BEGIN Supplied records

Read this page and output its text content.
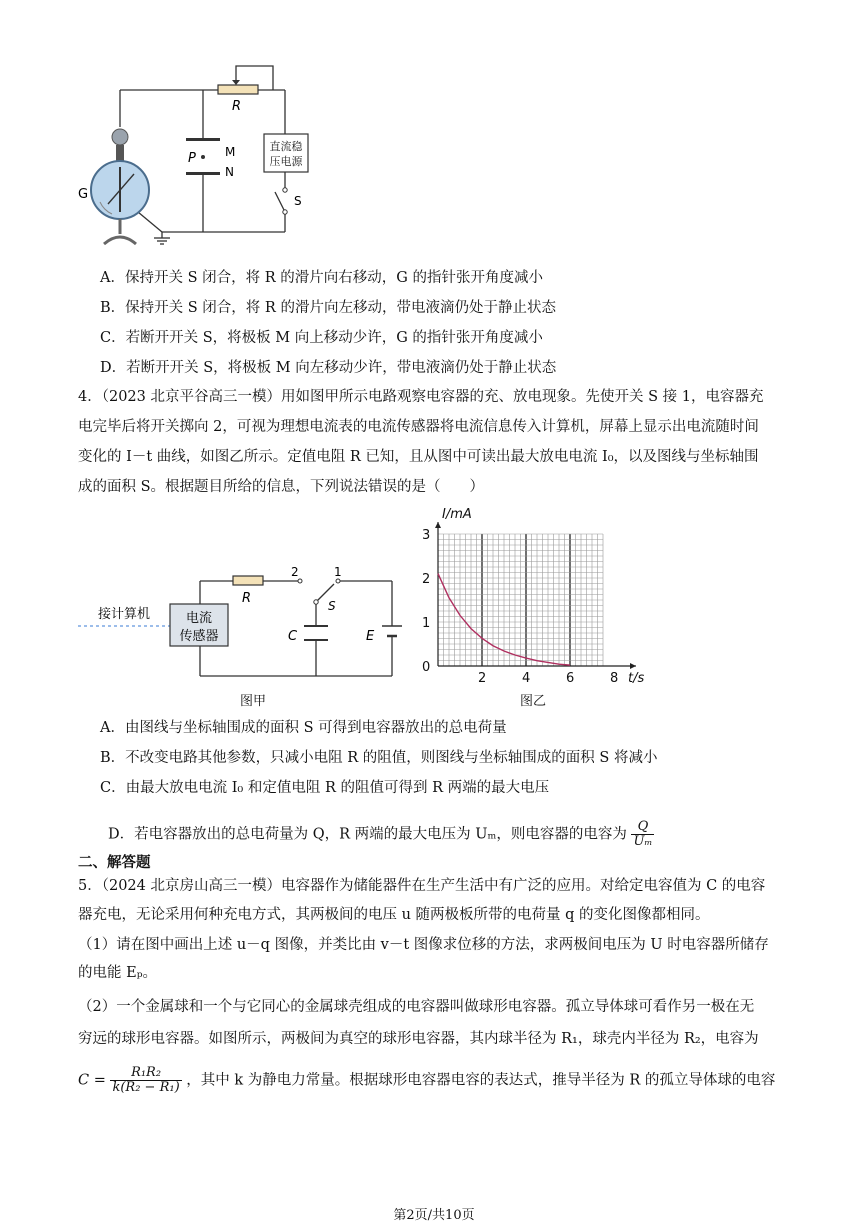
直流稳
压电源
R
P M
N
G	S
A．保持开关 S 闭合，将 R 的滑片向右移动，G 的指针张开角度减小
B．保持开关 S 闭合，将 R 的滑片向左移动，带电液滴仍处于静止状态
C．若断开开关 S，将极板 M 向上移动少许，G 的指针张开角度减小
D．若断开开关 S，将极板 M 向左移动少许，带电液滴仍处于静止状态
4．（2023 北京平谷高三一模）用如图甲所示电路观察电容器的充、放电现象。先使开关 S 接 1，电容器充
电完毕后将开关掷向 2，可视为理想电流表的电流传感器将电流信息传入计算机，屏幕上显示出电流随时间
变化的 I－t 曲线，如图乙所示。定值电阻 R 已知，且从图中可读出最大放电电流 I₀，以及图线与坐标轴围
成的面积 S。根据题目所给的信息，下列说法错误的是（　　）
电流
传感器
接计算机
R
C	E
S
2	1
图甲
2	4	6	8
1
2
3
0
I/mA
t/s
图乙
A．由图线与坐标轴围成的面积 S 可得到电容器放出的总电荷量
B．不改变电路其他参数，只减小电阻 R 的阻值，则图线与坐标轴围成的面积 S 将减小
C．由最大放电电流 I₀ 和定值电阻 R 的阻值可得到 R 两端的最大电压
D．若电容器放出的总电荷量为 Q，R 两端的最大电压为 Uₘ，则电容器的电容为 $\frac{Q}{\text{Uₘ}}$
二、解答题
5．（2024 北京房山高三一模）电容器作为储能器件在生产生活中有广泛的应用。对给定电容值为 C 的电容
器充电，无论采用何种充电方式，其两极间的电压 u 随两极板所带的电荷量 q 的变化图像都相同。
（1）请在图中画出上述 u－q 图像，并类比由 v－t 图像求位移的方法，求两极间电压为 U 时电容器所储存
的电能 Eₚ。
（2）一个金属球和一个与它同心的金属球壳组成的电容器叫做球形电容器。孤立导体球可看作另一极在无
穷远的球形电容器。如图所示，两极间为真空的球形电容器，其内球半径为 R₁，球壳内半径为 R₂，电容为
$C = \frac{\text{R₁R₂}}{\text{k(R₂ − R₁)}}$ ，其中 k 为静电力常量。根据球形电容器电容的表达式，推导半径为 R 的孤立导体球的电容
第2页/共10页
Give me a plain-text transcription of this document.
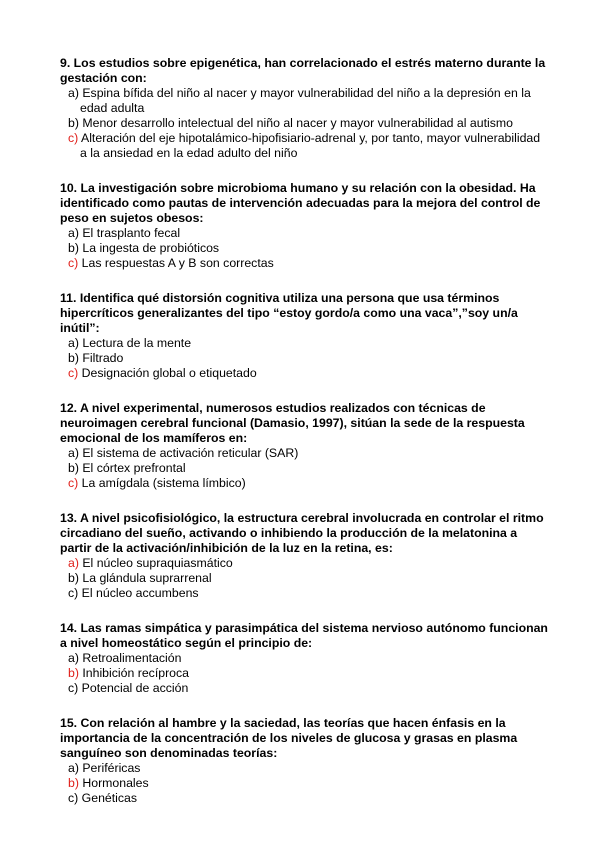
9. Los estudios sobre epigenética, han correlacionado el estrés materno durante la gestación con:

a) Espina bífida del niño al nacer y mayor vulnerabilidad del niño a la depresión en la edad adulta
b) Menor desarrollo intelectual del niño al nacer y mayor vulnerabilidad al autismo
c) Alteración del eje hipotalámico-hipofisiario-adrenal y, por tanto, mayor vulnerabilidad a la ansiedad en la edad adulto del niño

10. La investigación sobre microbioma humano y su relación con la obesidad. Ha identificado como pautas de intervención adecuadas para la mejora del control de peso en sujetos obesos:

a) El trasplanto fecal
b) La ingesta de probióticos
c) Las respuestas A y B son correctas

11. Identifica qué distorsión cognitiva utiliza una persona que usa términos hipercríticos generalizantes del tipo “estoy gordo/a como una vaca”,”soy un/a inútil”:

a) Lectura de la mente
b) Filtrado
c) Designación global o etiquetado

12. A nivel experimental, numerosos estudios realizados con técnicas de neuroimagen cerebral funcional (Damasio, 1997), sitúan la sede de la respuesta emocional de los mamíferos en:

a) El sistema de activación reticular (SAR)
b) El córtex prefrontal
c) La amígdala (sistema límbico)

13. A nivel psicofisiológico, la estructura cerebral involucrada en controlar el ritmo circadiano del sueño, activando o inhibiendo la producción de la melatonina a partir de la activación/inhibición de la luz en la retina, es:

a) El núcleo supraquiasmático
b) La glándula suprarrenal
c) El núcleo accumbens

14. Las ramas simpática y parasimpática del sistema nervioso autónomo funcionan a nivel homeostático según el principio de:

a) Retroalimentación
b) Inhibición recíproca
c) Potencial de acción

15. Con relación al hambre y la saciedad, las teorías que hacen énfasis en la importancia de la concentración de los niveles de glucosa y grasas en plasma sanguíneo son denominadas teorías:

a) Periféricas
b) Hormonales
c) Genéticas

END Supplied records

__The problem__
Make an exact copy of all the material, but keep the pictures out of it.

__Reply to the task__
Read this page and output its text content.
直流稳
压电源
R
P M
N
G	S
A．保持开关 S 闭合，将 R 的滑片向右移动，G 的指针张开角度减小
B．保持开关 S 闭合，将 R 的滑片向左移动，带电液滴仍处于静止状态
C．若断开开关 S，将极板 M 向上移动少许，G 的指针张开角度减小
D．若断开开关 S，将极板 M 向左移动少许，带电液滴仍处于静止状态
4．（2023 北京平谷高三一模）用如图甲所示电路观察电容器的充、放电现象。先使开关 S 接 1，电容器充
电完毕后将开关掷向 2，可视为理想电流表的电流传感器将电流信息传入计算机，屏幕上显示出电流随时间
变化的 I－t 曲线，如图乙所示。定值电阻 R 已知，且从图中可读出最大放电电流 I₀，以及图线与坐标轴围
成的面积 S。根据题目所给的信息，下列说法错误的是（　　）
电流
传感器
接计算机
R
C	E
S
2	1
图甲
2	4	6	8
1
2
3
0
I/mA
t/s
图乙
A．由图线与坐标轴围成的面积 S 可得到电容器放出的总电荷量
B．不改变电路其他参数，只减小电阻 R 的阻值，则图线与坐标轴围成的面积 S 将减小
C．由最大放电电流 I₀ 和定值电阻 R 的阻值可得到 R 两端的最大电压
D．若电容器放出的总电荷量为 Q，R 两端的最大电压为 Uₘ，则电容器的电容为 $\frac{Q}{\text{Uₘ}}$
二、解答题
5．（2024 北京房山高三一模）电容器作为储能器件在生产生活中有广泛的应用。对给定电容值为 C 的电容
器充电，无论采用何种充电方式，其两极间的电压 u 随两极板所带的电荷量 q 的变化图像都相同。
（1）请在图中画出上述 u－q 图像，并类比由 v－t 图像求位移的方法，求两极间电压为 U 时电容器所储存
的电能 Eₚ。
（2）一个金属球和一个与它同心的金属球壳组成的电容器叫做球形电容器。孤立导体球可看作另一极在无
穷远的球形电容器。如图所示，两极间为真空的球形电容器，其内球半径为 R₁，球壳内半径为 R₂，电容为
$C = \frac{\text{R₁R₂}}{\text{k(R₂ − R₁)}}$ ，其中 k 为静电力常量。根据球形电容器电容的表达式，推导半径为 R 的孤立导体球的电容
第2页/共10页
Give me a plain-text transcription of this document.
9. Los estudios sobre epigenética, han correlacionado el estrés materno durante la gestación con:

a) Espina bífida del niño al nacer y mayor vulnerabilidad del niño a la depresión en la edad adulta
b) Menor desarrollo intelectual del niño al nacer y mayor vulnerabilidad al autismo
c) Alteración del eje hipotalámico-hipofisiario-adrenal y, por tanto, mayor vulnerabilidad a la ansiedad en la edad adulto del niño

10. La investigación sobre microbioma humano y su relación con la obesidad. Ha identificado como pautas de intervención adecuadas para la mejora del control de peso en sujetos obesos:

a) El trasplanto fecal
b) La ingesta de probióticos
c) Las respuestas A y B son correctas

11. Identifica qué distorsión cognitiva utiliza una persona que usa términos hipercríticos generalizantes del tipo “estoy gordo/a como una vaca”,”soy un/a inútil”:

a) Lectura de la mente
b) Filtrado
c) Designación global o etiquetado

12. A nivel experimental, numerosos estudios realizados con técnicas de neuroimagen cerebral funcional (Damasio, 1997), sitúan la sede de la respuesta emocional de los mamíferos en:

a) El sistema de activación reticular (SAR)
b) El córtex prefrontal
c) La amígdala (sistema límbico)

13. A nivel psicofisiológico, la estructura cerebral involucrada en controlar el ritmo circadiano del sueño, activando o inhibiendo la producción de la melatonina a partir de la activación/inhibición de la luz en la retina, es:

a) El núcleo supraquiasmático
b) La glándula suprarrenal
c) El núcleo accumbens

14. Las ramas simpática y parasimpática del sistema nervioso autónomo funcionan a nivel homeostático según el principio de:

a) Retroalimentación
b) Inhibición recíproca
c) Potencial de acción

15. Con relación al hambre y la saciedad, las teorías que hacen énfasis en la importancia de la concentración de los niveles de glucosa y grasas en plasma sanguíneo son denominadas teorías:

a) Periféricas
b) Hormonales
c) Genéticas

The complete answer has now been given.